Task statement. Report how many lines in the records hold the string "terrace"; give the number and nothing else.

Exercise materials.

+ + + + + + +

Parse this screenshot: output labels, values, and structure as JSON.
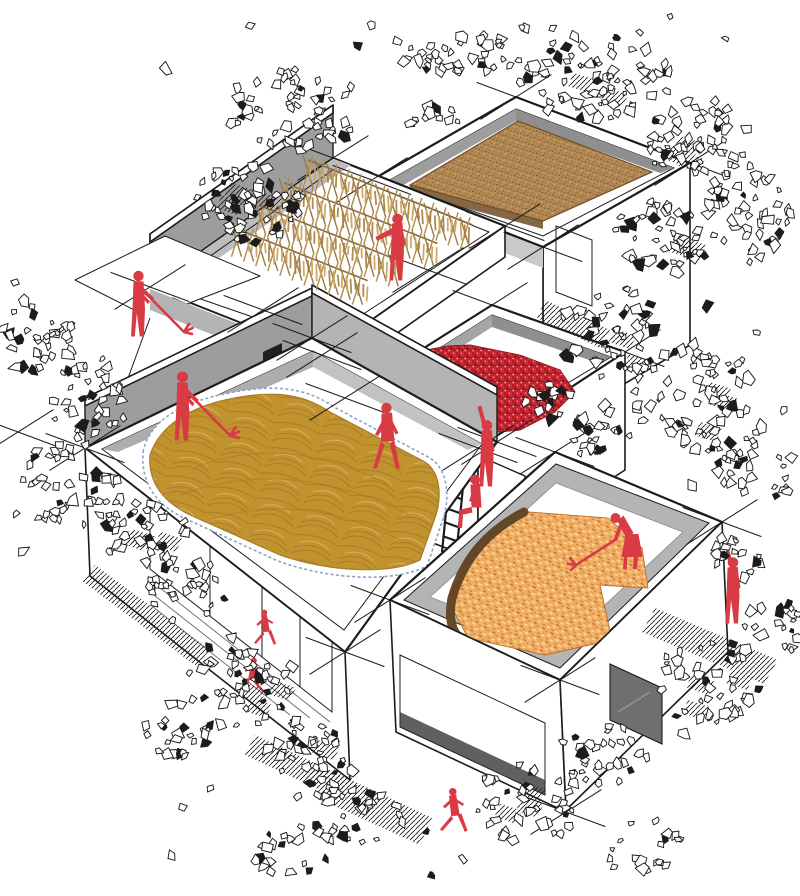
{
  "title": "Axonometric architectural illustration — rooftop crop drying in a village cluster",
  "palette": {
    "paper": "#ffffff",
    "ink": "#1c1c1c",
    "red": "#d93b44",
    "chili": "#c5242f",
    "chili_dark": "#8f1620",
    "grain": "#b38a55",
    "grain_dark": "#8a6436",
    "grain_deep": "#6e4d26",
    "gold": "#c1932f",
    "gold_dark": "#a87c28",
    "gold_light": "#d9b25c",
    "corn": "#f1b066",
    "corn_dark": "#d2883a",
    "corn_deep": "#b96f2a",
    "corn_light": "#fbdfae",
    "husk": "#5f4122",
    "wood": "#9b7b44",
    "wood_light": "#b08c50",
    "fringe": "#c9a35e",
    "gray_wall": "#9d9d9d",
    "gray_mid": "#b4b4b4",
    "gray_light": "#c9c9c9",
    "glass": "#a2a2a2",
    "tarp": "#8aa4c8",
    "win_dark": "#6f6f6f"
  },
  "scene": {
    "buildings": [
      {
        "id": "b1",
        "roof_content": "brown-grain-drying-bed"
      },
      {
        "id": "b2",
        "roof_content": "a-frame-drying-racks"
      },
      {
        "id": "b3",
        "roof_content": "red-chilies-drying"
      },
      {
        "id": "b4",
        "roof_content": "golden-grain-on-tarp"
      },
      {
        "id": "b5",
        "roof_content": "corn-cobs-drying"
      }
    ],
    "figures": [
      {
        "pose": "raking",
        "where": "upper-left-terrace"
      },
      {
        "pose": "pointing",
        "where": "rack-terrace"
      },
      {
        "pose": "raised-arm",
        "where": "chili-roof-edge"
      },
      {
        "pose": "sitting",
        "where": "ladder"
      },
      {
        "pose": "raking",
        "where": "golden-grain-roof"
      },
      {
        "pose": "walking",
        "where": "roof-edge"
      },
      {
        "pose": "bending-raking-woman",
        "where": "corn-roof"
      },
      {
        "pose": "raised-arm",
        "where": "right-ground"
      },
      {
        "pose": "running",
        "where": "bottom-ground"
      },
      {
        "pose": "child-running",
        "where": "front-of-glass-wall"
      },
      {
        "pose": "child-running",
        "where": "front-of-glass-wall"
      }
    ],
    "seed": 7,
    "xmarks": [
      [
        516,
        97
      ],
      [
        690,
        163
      ],
      [
        543,
        247
      ],
      [
        372,
        180
      ],
      [
        333,
        158
      ],
      [
        150,
        287
      ],
      [
        322,
        355
      ],
      [
        505,
        226
      ],
      [
        492,
        305
      ],
      [
        625,
        352
      ],
      [
        478,
        448
      ],
      [
        345,
        398
      ],
      [
        85,
        448
      ],
      [
        312,
        338
      ],
      [
        497,
        442
      ],
      [
        345,
        652
      ],
      [
        18,
        432
      ],
      [
        555,
        452
      ],
      [
        722,
        522
      ],
      [
        560,
        680
      ],
      [
        390,
        600
      ],
      [
        566,
        812
      ],
      [
        428,
        270
      ],
      [
        263,
        310
      ]
    ],
    "racks": {
      "rows": 4,
      "row_t": [
        42,
        78,
        114,
        150
      ],
      "origin": [
        333,
        158
      ],
      "u": [
        0.93,
        0.368
      ],
      "v": [
        -0.817,
        0.576
      ],
      "row_len": [
        177,
        165,
        153,
        141
      ],
      "stick_gap": 13
    },
    "foliage_clusters": [
      [
        295,
        110,
        70,
        42,
        55,
        0
      ],
      [
        425,
        62,
        32,
        20,
        16,
        0
      ],
      [
        248,
        205,
        55,
        42,
        60,
        1
      ],
      [
        478,
        56,
        36,
        24,
        20,
        0
      ],
      [
        592,
        78,
        80,
        45,
        80,
        1
      ],
      [
        693,
        138,
        55,
        40,
        55,
        1
      ],
      [
        748,
        212,
        48,
        48,
        50,
        0
      ],
      [
        658,
        238,
        45,
        38,
        45,
        1
      ],
      [
        612,
        332,
        55,
        45,
        50,
        1
      ],
      [
        695,
        398,
        65,
        55,
        65,
        1
      ],
      [
        757,
        472,
        40,
        35,
        30,
        0
      ],
      [
        603,
        432,
        38,
        28,
        25,
        0
      ],
      [
        38,
        338,
        40,
        40,
        32,
        0
      ],
      [
        92,
        397,
        45,
        40,
        38,
        0
      ],
      [
        68,
        483,
        50,
        45,
        42,
        0
      ],
      [
        142,
        528,
        45,
        40,
        40,
        1
      ],
      [
        188,
        592,
        40,
        35,
        32,
        0
      ],
      [
        242,
        682,
        55,
        45,
        50,
        1
      ],
      [
        308,
        758,
        50,
        40,
        42,
        1
      ],
      [
        178,
        732,
        35,
        30,
        22,
        0
      ],
      [
        358,
        818,
        45,
        35,
        30,
        0
      ],
      [
        292,
        852,
        40,
        28,
        20,
        0
      ],
      [
        528,
        802,
        55,
        40,
        40,
        1
      ],
      [
        602,
        757,
        45,
        35,
        30,
        0
      ],
      [
        642,
        848,
        40,
        28,
        20,
        0
      ],
      [
        708,
        682,
        55,
        45,
        45,
        1
      ],
      [
        772,
        628,
        35,
        30,
        20,
        0
      ],
      [
        545,
        398,
        28,
        22,
        16,
        0
      ],
      [
        435,
        120,
        26,
        18,
        12,
        0
      ],
      [
        740,
        555,
        30,
        24,
        16,
        0
      ]
    ],
    "stray_leaf_bands": [
      [
        60,
        760,
        15,
        95,
        14
      ],
      [
        690,
        790,
        250,
        520,
        10
      ],
      [
        0,
        80,
        280,
        560,
        8
      ],
      [
        150,
        700,
        700,
        880,
        12
      ]
    ]
  }
}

+ + + + + + +

Answer to the task. 2